## Start Data extract

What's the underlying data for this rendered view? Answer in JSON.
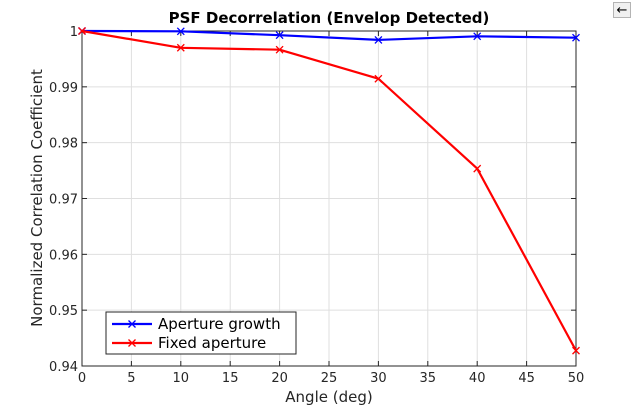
{
  "toolbar": {
    "back_icon": "left-arrow-icon",
    "back_glyph": "←"
  },
  "chart_data": {
    "type": "line",
    "title": "PSF Decorrelation (Envelop Detected)",
    "xlabel": "Angle (deg)",
    "ylabel": "Normalized Correlation Coefficient",
    "xlim": [
      0,
      50
    ],
    "ylim": [
      0.94,
      1
    ],
    "xticks": [
      "0",
      "5",
      "10",
      "15",
      "20",
      "25",
      "30",
      "35",
      "40",
      "45",
      "50"
    ],
    "yticks": [
      "0.94",
      "0.95",
      "0.96",
      "0.97",
      "0.98",
      "0.99",
      "1"
    ],
    "grid": true,
    "legend_location": "bottom-left",
    "x": [
      0,
      10,
      20,
      30,
      40,
      50
    ],
    "series": [
      {
        "name": "Aperture growth",
        "color": "#0000ff",
        "marker": "x",
        "values": [
          1.0,
          0.99995,
          0.99925,
          0.9984,
          0.99905,
          0.9988
        ]
      },
      {
        "name": "Fixed aperture",
        "color": "#ff0000",
        "marker": "x",
        "values": [
          1.0,
          0.997,
          0.99665,
          0.99145,
          0.97535,
          0.94275
        ]
      }
    ]
  }
}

## End Data extract

Leave out the pictures and copy everything else in the records word for word.

What's the underlying data for this rendered view? Answer in JSON.
{
  "toolbar": {
    "back_icon": "left-arrow-icon",
    "back_glyph": "←"
  },
  "chart_data": {
    "type": "line",
    "title": "PSF Decorrelation (Envelop Detected)",
    "xlabel": "Angle (deg)",
    "ylabel": "Normalized Correlation Coefficient",
    "xlim": [
      0,
      50
    ],
    "ylim": [
      0.94,
      1
    ],
    "xticks": [
      "0",
      "5",
      "10",
      "15",
      "20",
      "25",
      "30",
      "35",
      "40",
      "45",
      "50"
    ],
    "yticks": [
      "0.94",
      "0.95",
      "0.96",
      "0.97",
      "0.98",
      "0.99",
      "1"
    ],
    "grid": true,
    "legend_location": "bottom-left",
    "x": [
      0,
      10,
      20,
      30,
      40,
      50
    ],
    "series": [
      {
        "name": "Aperture growth",
        "color": "#0000ff",
        "marker": "x",
        "values": [
          1.0,
          0.99995,
          0.99925,
          0.9984,
          0.99905,
          0.9988
        ]
      },
      {
        "name": "Fixed aperture",
        "color": "#ff0000",
        "marker": "x",
        "values": [
          1.0,
          0.997,
          0.99665,
          0.99145,
          0.97535,
          0.94275
        ]
      }
    ]
  }
}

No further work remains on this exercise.